What is being asked :: What follows is a listing to be transcribed exactly.
----
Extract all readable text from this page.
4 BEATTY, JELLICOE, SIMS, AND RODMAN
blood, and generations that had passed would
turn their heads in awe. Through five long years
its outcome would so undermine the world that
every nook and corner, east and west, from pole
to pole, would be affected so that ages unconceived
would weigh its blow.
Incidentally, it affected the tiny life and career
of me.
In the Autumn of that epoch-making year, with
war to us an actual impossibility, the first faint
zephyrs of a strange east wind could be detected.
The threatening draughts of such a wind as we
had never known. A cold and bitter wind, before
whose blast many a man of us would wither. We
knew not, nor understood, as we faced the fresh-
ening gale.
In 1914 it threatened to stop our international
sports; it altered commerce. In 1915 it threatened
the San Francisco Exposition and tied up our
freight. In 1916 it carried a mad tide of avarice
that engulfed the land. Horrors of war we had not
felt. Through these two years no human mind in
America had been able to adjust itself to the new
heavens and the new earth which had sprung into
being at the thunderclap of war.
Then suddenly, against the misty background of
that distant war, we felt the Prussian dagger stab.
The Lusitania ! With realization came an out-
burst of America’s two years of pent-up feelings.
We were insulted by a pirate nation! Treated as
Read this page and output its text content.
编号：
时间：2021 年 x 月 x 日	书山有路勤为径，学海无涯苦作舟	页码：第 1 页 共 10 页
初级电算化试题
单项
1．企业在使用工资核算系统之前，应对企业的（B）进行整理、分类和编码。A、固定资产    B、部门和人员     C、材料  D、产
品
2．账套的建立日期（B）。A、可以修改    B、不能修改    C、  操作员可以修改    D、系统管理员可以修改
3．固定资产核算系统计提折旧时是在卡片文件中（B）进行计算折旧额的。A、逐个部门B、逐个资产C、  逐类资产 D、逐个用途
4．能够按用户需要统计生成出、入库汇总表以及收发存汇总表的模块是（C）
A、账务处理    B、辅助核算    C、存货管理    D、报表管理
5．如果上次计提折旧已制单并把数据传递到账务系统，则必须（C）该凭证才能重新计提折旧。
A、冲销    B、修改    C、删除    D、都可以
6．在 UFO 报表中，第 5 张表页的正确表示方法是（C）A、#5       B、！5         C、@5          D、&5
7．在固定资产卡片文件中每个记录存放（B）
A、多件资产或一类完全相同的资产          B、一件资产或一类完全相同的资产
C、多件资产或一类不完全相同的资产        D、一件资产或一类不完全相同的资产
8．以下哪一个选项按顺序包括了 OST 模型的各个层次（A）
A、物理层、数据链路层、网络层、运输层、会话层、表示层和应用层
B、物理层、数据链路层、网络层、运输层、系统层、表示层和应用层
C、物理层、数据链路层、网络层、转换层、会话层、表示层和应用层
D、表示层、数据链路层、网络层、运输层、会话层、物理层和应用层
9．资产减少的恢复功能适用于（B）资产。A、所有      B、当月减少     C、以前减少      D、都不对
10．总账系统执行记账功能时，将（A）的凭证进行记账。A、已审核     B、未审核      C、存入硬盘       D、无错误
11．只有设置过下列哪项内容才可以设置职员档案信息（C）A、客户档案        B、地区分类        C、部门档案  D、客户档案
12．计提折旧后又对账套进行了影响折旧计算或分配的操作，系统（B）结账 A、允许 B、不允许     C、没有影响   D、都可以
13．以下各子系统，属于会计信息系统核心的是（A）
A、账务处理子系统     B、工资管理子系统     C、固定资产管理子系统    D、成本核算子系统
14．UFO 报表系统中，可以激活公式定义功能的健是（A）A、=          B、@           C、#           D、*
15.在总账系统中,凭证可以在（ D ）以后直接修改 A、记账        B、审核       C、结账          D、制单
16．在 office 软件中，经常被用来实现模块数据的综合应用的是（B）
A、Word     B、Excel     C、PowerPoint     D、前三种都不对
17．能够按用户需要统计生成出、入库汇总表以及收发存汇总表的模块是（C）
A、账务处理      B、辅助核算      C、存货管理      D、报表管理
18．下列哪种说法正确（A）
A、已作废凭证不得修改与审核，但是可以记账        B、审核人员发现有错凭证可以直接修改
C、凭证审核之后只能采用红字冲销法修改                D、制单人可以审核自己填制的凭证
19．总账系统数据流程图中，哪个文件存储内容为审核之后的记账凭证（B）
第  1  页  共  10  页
----
Written answer ::
Extract all readable text from this page.
4 BEATTY, JELLICOE, SIMS, AND RODMAN
blood, and generations that had passed would
turn their heads in awe. Through five long years
its outcome would so undermine the world that
every nook and corner, east and west, from pole
to pole, would be affected so that ages unconceived
would weigh its blow.
Incidentally, it affected the tiny life and career
of me.
In the Autumn of that epoch-making year, with
war to us an actual impossibility, the first faint
zephyrs of a strange east wind could be detected.
The threatening draughts of such a wind as we
had never known. A cold and bitter wind, before
whose blast many a man of us would wither. We
knew not, nor understood, as we faced the fresh-
ening gale.
In 1914 it threatened to stop our international
sports; it altered commerce. In 1915 it threatened
the San Francisco Exposition and tied up our
freight. In 1916 it carried a mad tide of avarice
that engulfed the land. Horrors of war we had not
felt. Through these two years no human mind in
America had been able to adjust itself to the new
heavens and the new earth which had sprung into
being at the thunderclap of war.
Then suddenly, against the misty background of
that distant war, we felt the Prussian dagger stab.
The Lusitania ! With realization came an out-
burst of America’s two years of pent-up feelings.
We were insulted by a pirate nation! Treated as
Read this page and output its text content.
编号：
时间：2021 年 x 月 x 日	书山有路勤为径，学海无涯苦作舟	页码：第 1 页 共 10 页
初级电算化试题
单项
1．企业在使用工资核算系统之前，应对企业的（B）进行整理、分类和编码。A、固定资产    B、部门和人员     C、材料  D、产
品
2．账套的建立日期（B）。A、可以修改    B、不能修改    C、  操作员可以修改    D、系统管理员可以修改
3．固定资产核算系统计提折旧时是在卡片文件中（B）进行计算折旧额的。A、逐个部门B、逐个资产C、  逐类资产 D、逐个用途
4．能够按用户需要统计生成出、入库汇总表以及收发存汇总表的模块是（C）
A、账务处理    B、辅助核算    C、存货管理    D、报表管理
5．如果上次计提折旧已制单并把数据传递到账务系统，则必须（C）该凭证才能重新计提折旧。
A、冲销    B、修改    C、删除    D、都可以
6．在 UFO 报表中，第 5 张表页的正确表示方法是（C）A、#5       B、！5         C、@5          D、&5
7．在固定资产卡片文件中每个记录存放（B）
A、多件资产或一类完全相同的资产          B、一件资产或一类完全相同的资产
C、多件资产或一类不完全相同的资产        D、一件资产或一类不完全相同的资产
8．以下哪一个选项按顺序包括了 OST 模型的各个层次（A）
A、物理层、数据链路层、网络层、运输层、会话层、表示层和应用层
B、物理层、数据链路层、网络层、运输层、系统层、表示层和应用层
C、物理层、数据链路层、网络层、转换层、会话层、表示层和应用层
D、表示层、数据链路层、网络层、运输层、会话层、物理层和应用层
9．资产减少的恢复功能适用于（B）资产。A、所有      B、当月减少     C、以前减少      D、都不对
10．总账系统执行记账功能时，将（A）的凭证进行记账。A、已审核     B、未审核      C、存入硬盘       D、无错误
11．只有设置过下列哪项内容才可以设置职员档案信息（C）A、客户档案        B、地区分类        C、部门档案  D、客户档案
12．计提折旧后又对账套进行了影响折旧计算或分配的操作，系统（B）结账 A、允许 B、不允许     C、没有影响   D、都可以
13．以下各子系统，属于会计信息系统核心的是（A）
A、账务处理子系统     B、工资管理子系统     C、固定资产管理子系统    D、成本核算子系统
14．UFO 报表系统中，可以激活公式定义功能的健是（A）A、=          B、@           C、#           D、*
15.在总账系统中,凭证可以在（ D ）以后直接修改 A、记账        B、审核       C、结账          D、制单
16．在 office 软件中，经常被用来实现模块数据的综合应用的是（B）
A、Word     B、Excel     C、PowerPoint     D、前三种都不对
17．能够按用户需要统计生成出、入库汇总表以及收发存汇总表的模块是（C）
A、账务处理      B、辅助核算      C、存货管理      D、报表管理
18．下列哪种说法正确（A）
A、已作废凭证不得修改与审核，但是可以记账        B、审核人员发现有错凭证可以直接修改
C、凭证审核之后只能采用红字冲销法修改                D、制单人可以审核自己填制的凭证
19．总账系统数据流程图中，哪个文件存储内容为审核之后的记账凭证（B）
第  1  页  共  10  页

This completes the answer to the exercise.